— To do —
Extract each line from the entries below that has the string "travaux" in it.

— Dataset —
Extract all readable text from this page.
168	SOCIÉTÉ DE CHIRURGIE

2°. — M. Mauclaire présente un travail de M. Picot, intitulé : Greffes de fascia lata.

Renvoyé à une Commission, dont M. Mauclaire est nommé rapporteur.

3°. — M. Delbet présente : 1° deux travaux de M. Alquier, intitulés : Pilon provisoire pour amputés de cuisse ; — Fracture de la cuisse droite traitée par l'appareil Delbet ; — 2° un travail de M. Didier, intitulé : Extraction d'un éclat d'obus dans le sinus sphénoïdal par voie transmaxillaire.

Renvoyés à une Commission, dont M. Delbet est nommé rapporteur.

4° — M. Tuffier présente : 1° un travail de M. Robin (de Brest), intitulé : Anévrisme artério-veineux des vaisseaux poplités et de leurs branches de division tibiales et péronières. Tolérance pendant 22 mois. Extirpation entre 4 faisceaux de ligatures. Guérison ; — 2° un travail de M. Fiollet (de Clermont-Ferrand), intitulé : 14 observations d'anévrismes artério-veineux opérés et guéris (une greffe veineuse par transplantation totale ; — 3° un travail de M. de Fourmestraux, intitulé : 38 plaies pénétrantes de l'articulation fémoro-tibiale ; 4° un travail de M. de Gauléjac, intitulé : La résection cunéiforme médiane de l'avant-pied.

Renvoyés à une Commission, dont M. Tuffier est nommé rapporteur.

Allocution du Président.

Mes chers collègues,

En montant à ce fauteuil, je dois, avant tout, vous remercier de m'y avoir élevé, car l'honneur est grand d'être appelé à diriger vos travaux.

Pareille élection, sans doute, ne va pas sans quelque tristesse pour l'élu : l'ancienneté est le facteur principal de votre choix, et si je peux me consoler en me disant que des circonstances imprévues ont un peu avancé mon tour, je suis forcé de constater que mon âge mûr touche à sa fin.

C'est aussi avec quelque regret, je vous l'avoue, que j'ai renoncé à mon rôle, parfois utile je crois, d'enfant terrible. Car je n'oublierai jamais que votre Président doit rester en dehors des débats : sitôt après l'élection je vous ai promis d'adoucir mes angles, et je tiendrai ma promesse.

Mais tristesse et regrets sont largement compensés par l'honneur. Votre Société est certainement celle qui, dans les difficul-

— Solution to this exercise —
3°. — M. Delbet présente : 1° deux travaux de M. Alquier, intitulés : Pilon provisoire pour amputés de cuisse ; — Fracture de la cuisse droite traitée par l'appareil Delbet ; — 2° un travail de M. Didier, intitulé : Extraction d'un éclat d'obus dans le sinus sphénoïdal par voie transmaxillaire.
En montant à ce fauteuil, je dois, avant tout, vous remercier de m'y avoir élevé, car l'honneur est grand d'être appelé à diriger vos travaux.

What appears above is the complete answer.